— SET PROBLEM —
Each line that holds the word "auoit" is to be identified and copied.

— GIVEN RECORDS —

========

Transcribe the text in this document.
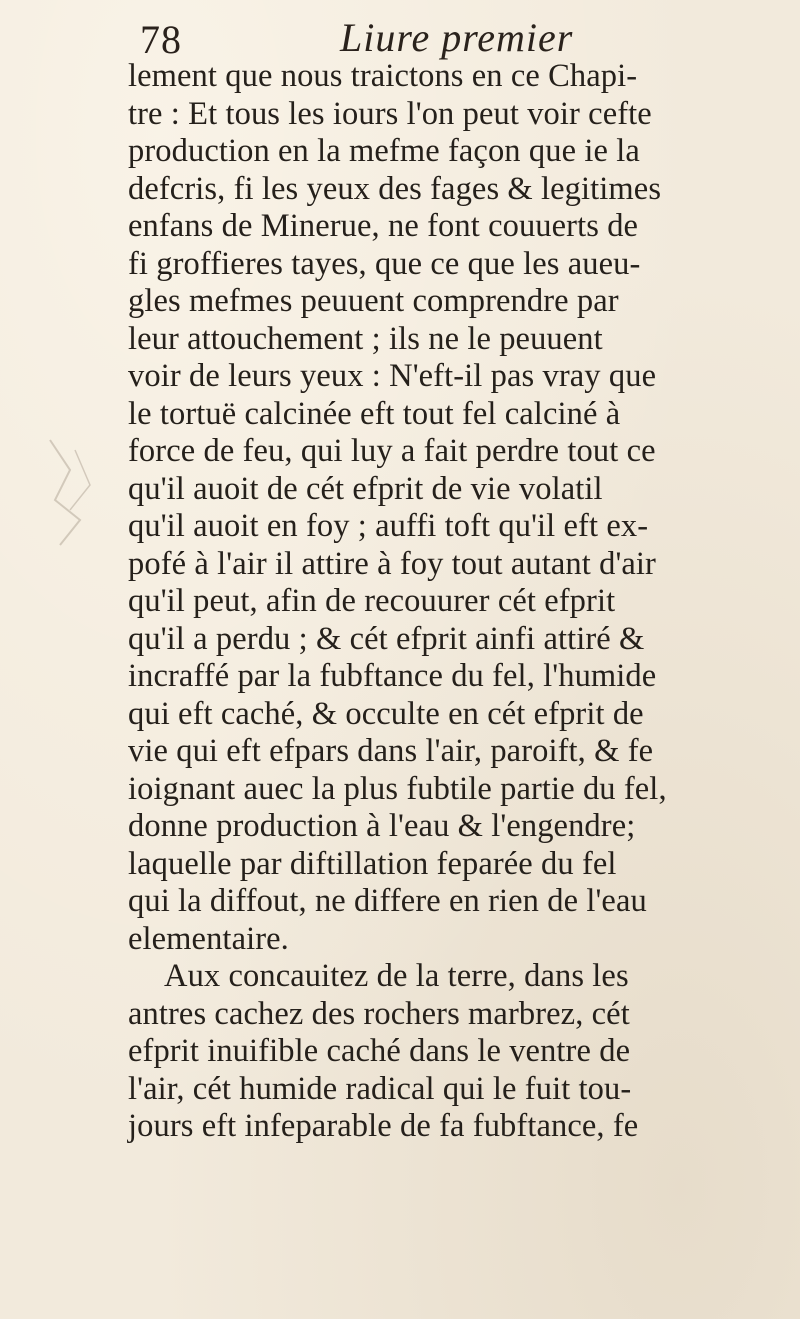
78	Liure premier
lement que nous traictons en ce Chapi-
tre : Et tous les iours l'on peut voir cefte
production en la mefme façon que ie la
defcris, fi les yeux des fages & legitimes
enfans de Minerue, ne font couuerts de
fi groffieres tayes, que ce que les aueu-
gles mefmes peuuent comprendre par
leur attouchement ; ils ne le peuuent
voir de leurs yeux : N'eft-il pas vray que
le tortuë calcinée eft tout fel calciné à
force de feu, qui luy a fait perdre tout ce
qu'il auoit de cét efprit de vie volatil
qu'il auoit en foy ; auffi toft qu'il eft ex-
pofé à l'air il attire à foy tout autant d'air
qu'il peut, afin de recouurer cét efprit
qu'il a perdu ; & cét efprit ainfi attiré &
incraffé par la fubftance du fel, l'humide
qui eft caché, & occulte en cét efprit de
vie qui eft efpars dans l'air, paroift, & fe
ioignant auec la plus fubtile partie du fel,
donne production à l'eau & l'engendre;
laquelle par diftillation feparée du fel
qui la diffout, ne differe en rien de l'eau
elementaire.
Aux concauitez de la terre, dans les
antres cachez des rochers marbrez, cét
efprit inuifible caché dans le ventre de
l'air, cét humide radical qui le fuit tou-
jours eft infeparable de fa fubftance, fe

========

— COMPLETE ANSWER —
qu'il auoit de cét efprit de vie volatil
qu'il auoit en foy ; auffi toft qu'il eft ex-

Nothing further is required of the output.